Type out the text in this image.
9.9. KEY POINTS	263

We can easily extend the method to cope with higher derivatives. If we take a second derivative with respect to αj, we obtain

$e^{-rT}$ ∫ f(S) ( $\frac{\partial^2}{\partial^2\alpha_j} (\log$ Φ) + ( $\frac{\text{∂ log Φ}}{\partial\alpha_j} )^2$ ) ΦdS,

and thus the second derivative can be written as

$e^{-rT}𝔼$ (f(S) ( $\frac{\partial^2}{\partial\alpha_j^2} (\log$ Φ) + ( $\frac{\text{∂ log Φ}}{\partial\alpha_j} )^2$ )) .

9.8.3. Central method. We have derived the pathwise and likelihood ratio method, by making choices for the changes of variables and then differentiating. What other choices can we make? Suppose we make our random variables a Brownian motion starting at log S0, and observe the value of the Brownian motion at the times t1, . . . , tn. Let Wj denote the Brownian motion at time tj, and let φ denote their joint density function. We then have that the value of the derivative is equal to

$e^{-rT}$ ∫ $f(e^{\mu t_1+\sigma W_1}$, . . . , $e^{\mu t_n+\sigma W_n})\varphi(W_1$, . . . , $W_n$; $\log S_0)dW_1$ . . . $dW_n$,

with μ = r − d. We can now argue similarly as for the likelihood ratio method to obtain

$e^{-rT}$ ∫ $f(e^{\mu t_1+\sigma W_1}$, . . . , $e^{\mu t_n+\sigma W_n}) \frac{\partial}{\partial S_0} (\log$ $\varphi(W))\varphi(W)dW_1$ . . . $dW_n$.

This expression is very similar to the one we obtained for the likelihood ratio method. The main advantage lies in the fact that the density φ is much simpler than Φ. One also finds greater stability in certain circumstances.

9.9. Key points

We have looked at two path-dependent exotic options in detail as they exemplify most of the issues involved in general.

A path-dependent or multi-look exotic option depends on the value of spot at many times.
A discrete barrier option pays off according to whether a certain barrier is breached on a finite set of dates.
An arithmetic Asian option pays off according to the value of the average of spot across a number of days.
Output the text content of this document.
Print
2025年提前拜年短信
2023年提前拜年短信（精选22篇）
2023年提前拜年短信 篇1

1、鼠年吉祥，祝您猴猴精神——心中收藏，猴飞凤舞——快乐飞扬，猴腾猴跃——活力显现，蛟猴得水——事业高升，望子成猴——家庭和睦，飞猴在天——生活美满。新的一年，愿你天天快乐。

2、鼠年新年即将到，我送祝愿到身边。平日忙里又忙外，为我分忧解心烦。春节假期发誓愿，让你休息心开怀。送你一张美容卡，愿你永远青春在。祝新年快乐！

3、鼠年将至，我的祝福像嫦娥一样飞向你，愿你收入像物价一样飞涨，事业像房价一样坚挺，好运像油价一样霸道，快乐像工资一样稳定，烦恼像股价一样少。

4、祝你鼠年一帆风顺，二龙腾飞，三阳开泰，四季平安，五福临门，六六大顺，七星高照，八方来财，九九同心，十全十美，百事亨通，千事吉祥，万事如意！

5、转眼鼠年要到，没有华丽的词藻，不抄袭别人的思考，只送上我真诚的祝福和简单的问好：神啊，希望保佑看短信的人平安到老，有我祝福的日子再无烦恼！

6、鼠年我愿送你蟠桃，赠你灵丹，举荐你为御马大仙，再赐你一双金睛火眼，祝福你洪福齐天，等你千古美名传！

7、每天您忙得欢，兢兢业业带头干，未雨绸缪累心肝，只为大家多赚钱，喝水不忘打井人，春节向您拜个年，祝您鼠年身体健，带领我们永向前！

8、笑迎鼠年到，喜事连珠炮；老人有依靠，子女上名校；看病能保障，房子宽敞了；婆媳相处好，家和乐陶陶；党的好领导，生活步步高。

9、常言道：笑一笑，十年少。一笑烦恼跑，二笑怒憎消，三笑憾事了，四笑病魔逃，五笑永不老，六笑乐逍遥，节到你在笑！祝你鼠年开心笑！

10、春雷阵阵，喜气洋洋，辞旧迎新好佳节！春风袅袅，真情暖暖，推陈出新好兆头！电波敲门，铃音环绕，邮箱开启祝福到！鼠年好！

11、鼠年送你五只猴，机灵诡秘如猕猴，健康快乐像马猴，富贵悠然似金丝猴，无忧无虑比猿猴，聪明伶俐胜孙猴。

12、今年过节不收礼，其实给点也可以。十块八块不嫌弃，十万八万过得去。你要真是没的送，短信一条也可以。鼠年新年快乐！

**What to work on:**
Retype the material in full, character for character.

**Task answer:**
Type out the text in this image.
9.9. KEY POINTS	263

We can easily extend the method to cope with higher derivatives. If we take a second derivative with respect to αj, we obtain

$e^{-rT}$ ∫ f(S) ( $\frac{\partial^2}{\partial^2\alpha_j} (\log$ Φ) + ( $\frac{\text{∂ log Φ}}{\partial\alpha_j} )^2$ ) ΦdS,

and thus the second derivative can be written as

$e^{-rT}𝔼$ (f(S) ( $\frac{\partial^2}{\partial\alpha_j^2} (\log$ Φ) + ( $\frac{\text{∂ log Φ}}{\partial\alpha_j} )^2$ )) .

9.8.3. Central method. We have derived the pathwise and likelihood ratio method, by making choices for the changes of variables and then differentiating. What other choices can we make? Suppose we make our random variables a Brownian motion starting at log S0, and observe the value of the Brownian motion at the times t1, . . . , tn. Let Wj denote the Brownian motion at time tj, and let φ denote their joint density function. We then have that the value of the derivative is equal to

$e^{-rT}$ ∫ $f(e^{\mu t_1+\sigma W_1}$, . . . , $e^{\mu t_n+\sigma W_n})\varphi(W_1$, . . . , $W_n$; $\log S_0)dW_1$ . . . $dW_n$,

with μ = r − d. We can now argue similarly as for the likelihood ratio method to obtain

$e^{-rT}$ ∫ $f(e^{\mu t_1+\sigma W_1}$, . . . , $e^{\mu t_n+\sigma W_n}) \frac{\partial}{\partial S_0} (\log$ $\varphi(W))\varphi(W)dW_1$ . . . $dW_n$.

This expression is very similar to the one we obtained for the likelihood ratio method. The main advantage lies in the fact that the density φ is much simpler than Φ. One also finds greater stability in certain circumstances.

9.9. Key points

We have looked at two path-dependent exotic options in detail as they exemplify most of the issues involved in general.

A path-dependent or multi-look exotic option depends on the value of spot at many times.
A discrete barrier option pays off according to whether a certain barrier is breached on a finite set of dates.
An arithmetic Asian option pays off according to the value of the average of spot across a number of days.
Output the text content of this document.
Print
2025年提前拜年短信
2023年提前拜年短信（精选22篇）
2023年提前拜年短信 篇1

1、鼠年吉祥，祝您猴猴精神——心中收藏，猴飞凤舞——快乐飞扬，猴腾猴跃——活力显现，蛟猴得水——事业高升，望子成猴——家庭和睦，飞猴在天——生活美满。新的一年，愿你天天快乐。

2、鼠年新年即将到，我送祝愿到身边。平日忙里又忙外，为我分忧解心烦。春节假期发誓愿，让你休息心开怀。送你一张美容卡，愿你永远青春在。祝新年快乐！

3、鼠年将至，我的祝福像嫦娥一样飞向你，愿你收入像物价一样飞涨，事业像房价一样坚挺，好运像油价一样霸道，快乐像工资一样稳定，烦恼像股价一样少。

4、祝你鼠年一帆风顺，二龙腾飞，三阳开泰，四季平安，五福临门，六六大顺，七星高照，八方来财，九九同心，十全十美，百事亨通，千事吉祥，万事如意！

5、转眼鼠年要到，没有华丽的词藻，不抄袭别人的思考，只送上我真诚的祝福和简单的问好：神啊，希望保佑看短信的人平安到老，有我祝福的日子再无烦恼！

6、鼠年我愿送你蟠桃，赠你灵丹，举荐你为御马大仙，再赐你一双金睛火眼，祝福你洪福齐天，等你千古美名传！

7、每天您忙得欢，兢兢业业带头干，未雨绸缪累心肝，只为大家多赚钱，喝水不忘打井人，春节向您拜个年，祝您鼠年身体健，带领我们永向前！

8、笑迎鼠年到，喜事连珠炮；老人有依靠，子女上名校；看病能保障，房子宽敞了；婆媳相处好，家和乐陶陶；党的好领导，生活步步高。

9、常言道：笑一笑，十年少。一笑烦恼跑，二笑怒憎消，三笑憾事了，四笑病魔逃，五笑永不老，六笑乐逍遥，节到你在笑！祝你鼠年开心笑！

10、春雷阵阵，喜气洋洋，辞旧迎新好佳节！春风袅袅，真情暖暖，推陈出新好兆头！电波敲门，铃音环绕，邮箱开启祝福到！鼠年好！

11、鼠年送你五只猴，机灵诡秘如猕猴，健康快乐像马猴，富贵悠然似金丝猴，无忧无虑比猿猴，聪明伶俐胜孙猴。

12、今年过节不收礼，其实给点也可以。十块八块不嫌弃，十万八万过得去。你要真是没的送，短信一条也可以。鼠年新年快乐！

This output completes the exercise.